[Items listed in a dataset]
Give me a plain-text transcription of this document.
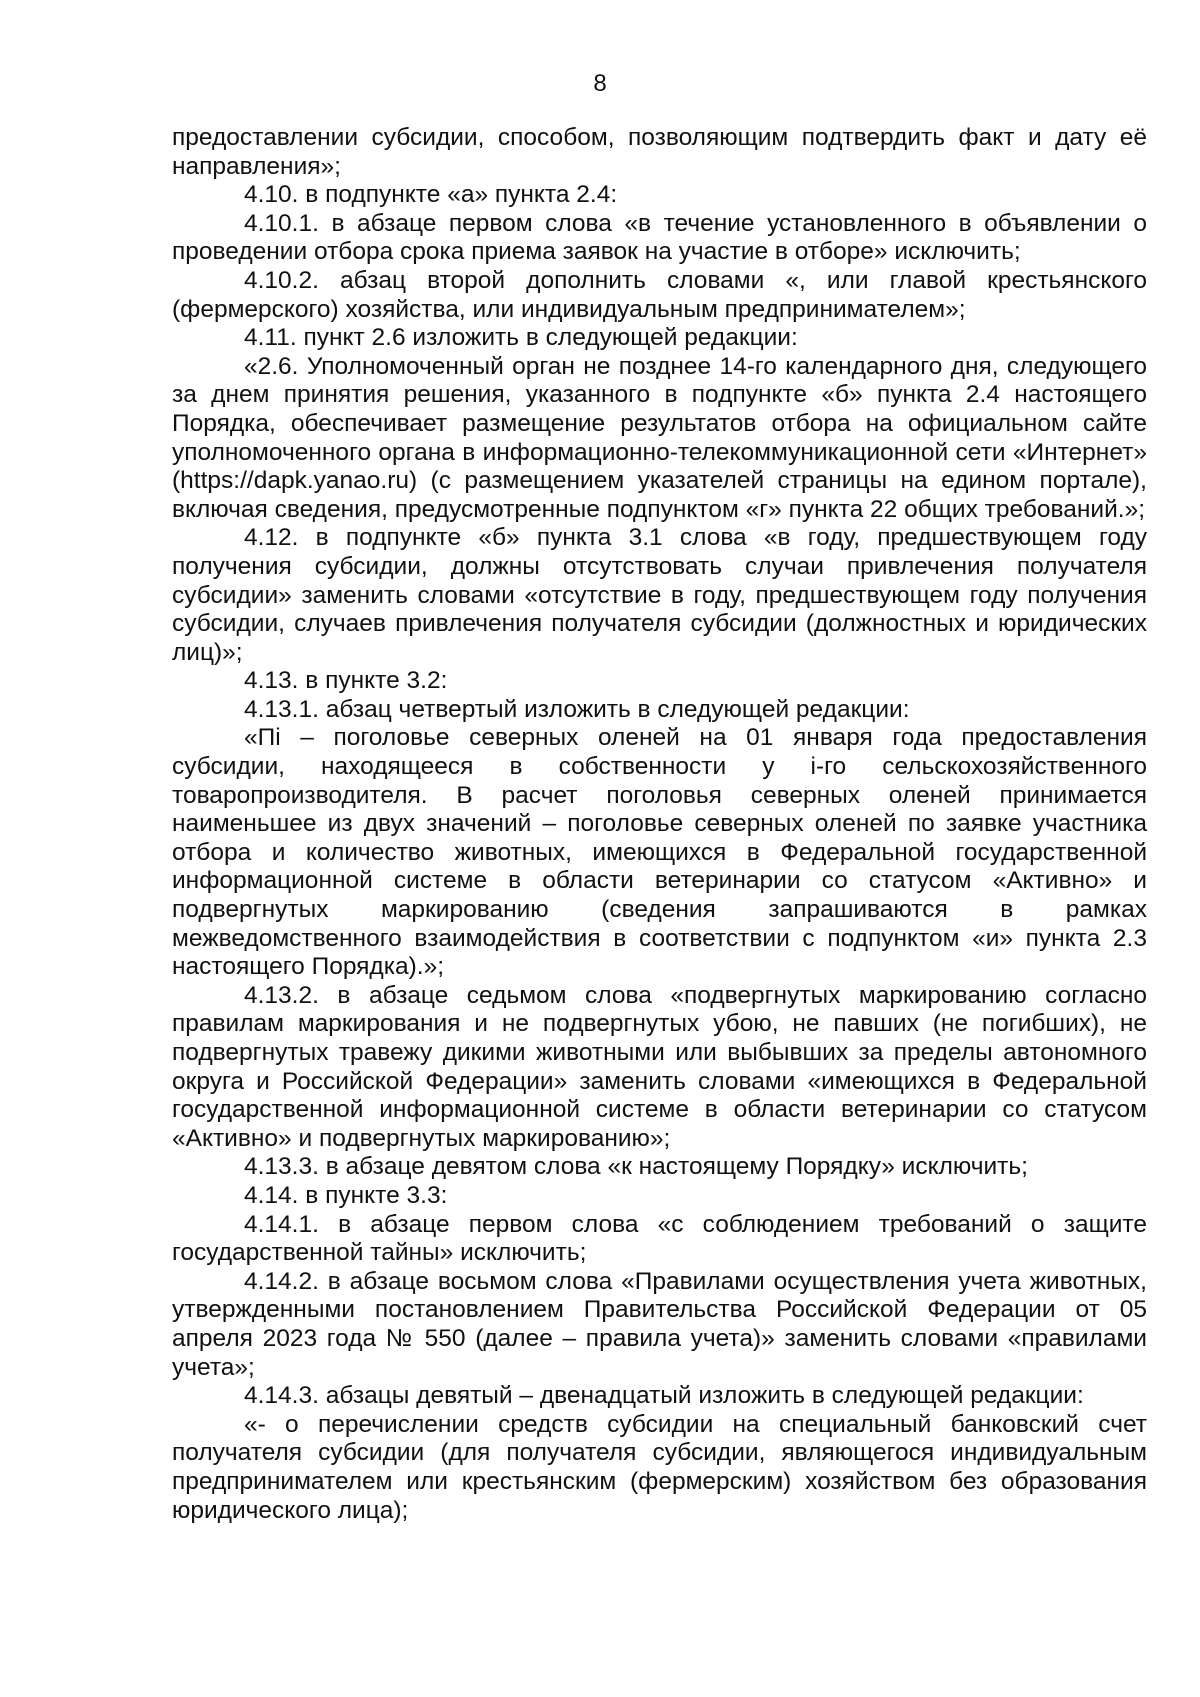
8

предоставлении субсидии, способом, позволяющим подтвердить факт и дату её направления»;

4.10. в подпункте «а» пункта 2.4:

4.10.1. в абзаце первом слова «в течение установленного в объявлении о проведении отбора срока приема заявок на участие в отборе» исключить;

4.10.2. абзац второй дополнить словами «, или главой крестьянского (фермерского) хозяйства, или индивидуальным предпринимателем»;

4.11. пункт 2.6 изложить в следующей редакции:

«2.6. Уполномоченный орган не позднее 14-го календарного дня, следующего за днем принятия решения, указанного в подпункте «б» пункта 2.4 настоящего Порядка, обеспечивает размещение результатов отбора на официальном сайте уполномоченного органа в информационно-телекоммуникационной сети «Интернет» (https://dapk.yanao.ru) (с размещением указателей страницы на едином портале), включая сведения, предусмотренные подпунктом «г» пункта 22 общих требований.»;

4.12. в подпункте «б» пункта 3.1 слова «в году, предшествующем году получения субсидии, должны отсутствовать случаи привлечения получателя субсидии» заменить словами «отсутствие в году, предшествующем году получения субсидии, случаев привлечения получателя субсидии (должностных и юридических лиц)»;

4.13. в пункте 3.2:

4.13.1. абзац четвертый изложить в следующей редакции:

«Пi – поголовье северных оленей на 01 января года предоставления субсидии, находящееся в собственности у i-го сельскохозяйственного товаропроизводителя. В расчет поголовья северных оленей принимается наименьшее из двух значений – поголовье северных оленей по заявке участника отбора и количество животных, имеющихся в Федеральной государственной информационной системе в области ветеринарии со статусом «Активно» и подвергнутых маркированию (сведения запрашиваются в рамках межведомственного взаимодействия в соответствии с подпунктом «и» пункта 2.3 настоящего Порядка).»;

4.13.2. в абзаце седьмом слова «подвергнутых маркированию согласно правилам маркирования и не подвергнутых убою, не павших (не погибших), не подвергнутых травежу дикими животными или выбывших за пределы автономного округа и Российской Федерации» заменить словами «имеющихся в Федеральной государственной информационной системе в области ветеринарии со статусом «Активно» и подвергнутых маркированию»;

4.13.3. в абзаце девятом слова «к настоящему Порядку» исключить;

4.14. в пункте 3.3:

4.14.1. в абзаце первом слова «с соблюдением требований о защите государственной тайны» исключить;

4.14.2. в абзаце восьмом слова «Правилами осуществления учета животных, утвержденными постановлением Правительства Российской Федерации от 05 апреля 2023 года № 550 (далее – правила учета)» заменить словами «правилами учета»;

4.14.3. абзацы девятый – двенадцатый изложить в следующей редакции:

«- о перечислении средств субсидии на специальный банковский счет получателя субсидии (для получателя субсидии, являющегося индивидуальным предпринимателем или крестьянским (фермерским) хозяйством без образования юридического лица);
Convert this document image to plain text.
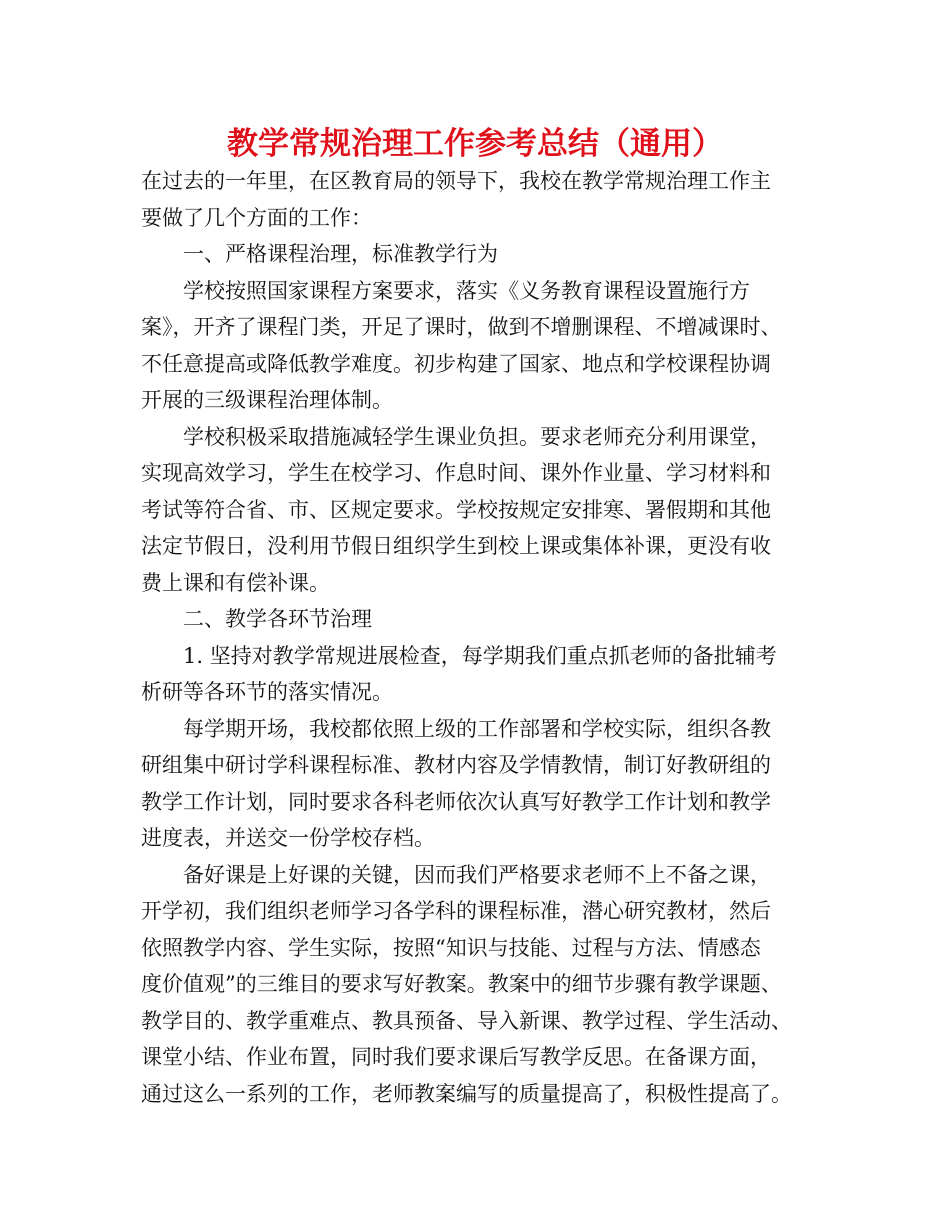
教学常规治理工作参考总结（通用）
在过去的一年里，在区教育局的领导下，我校在教学常规治理工作主
要做了几个方面的工作：
一、严格课程治理，标准教学行为
学校按照国家课程方案要求，落实《义务教育课程设置施行方
案》，开齐了课程门类，开足了课时，做到不增删课程、不增减课时、
不任意提高或降低教学难度。初步构建了国家、地点和学校课程协调
开展的三级课程治理体制。
学校积极采取措施减轻学生课业负担。要求老师充分利用课堂，
实现高效学习，学生在校学习、作息时间、课外作业量、学习材料和
考试等符合省、市、区规定要求。学校按规定安排寒、署假期和其他
法定节假日，没利用节假日组织学生到校上课或集体补课，更没有收
费上课和有偿补课。
二、教学各环节治理
1. 坚持对教学常规进展检查，每学期我们重点抓老师的备批辅考
析研等各环节的落实情况。
每学期开场，我校都依照上级的工作部署和学校实际，组织各教
研组集中研讨学科课程标准、教材内容及学情教情，制订好教研组的
教学工作计划，同时要求各科老师依次认真写好教学工作计划和教学
进度表，并送交一份学校存档。
备好课是上好课的关键，因而我们严格要求老师不上不备之课，
开学初，我们组织老师学习各学科的课程标准，潜心研究教材，然后
依照教学内容、学生实际，按照“知识与技能、过程与方法、情感态
度价值观”的三维目的要求写好教案。教案中的细节步骤有教学课题、
教学目的、教学重难点、教具预备、导入新课、教学过程、学生活动、
课堂小结、作业布置，同时我们要求课后写教学反思。在备课方面，
通过这么一系列的工作，老师教案编写的质量提高了，积极性提高了。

● **What you need to do**
Scan the material line by line and report each one that contains "требований".

● **Answer to this problem**
«2.6. Уполномоченный орган не позднее 14-го календарного дня, следующего за днем принятия решения, указанного в подпункте «б» пункта 2.4 настоящего Порядка, обеспечивает размещение результатов отбора на официальном сайте уполномоченного органа в информационно-телекоммуникационной сети «Интернет» (https://dapk.yanao.ru) (с размещением указателей страницы на едином портале), включая сведения, предусмотренные подпунктом «г» пункта 22 общих требований.»;
4.14.1. в абзаце первом слова «с соблюдением требований о защите государственной тайны» исключить;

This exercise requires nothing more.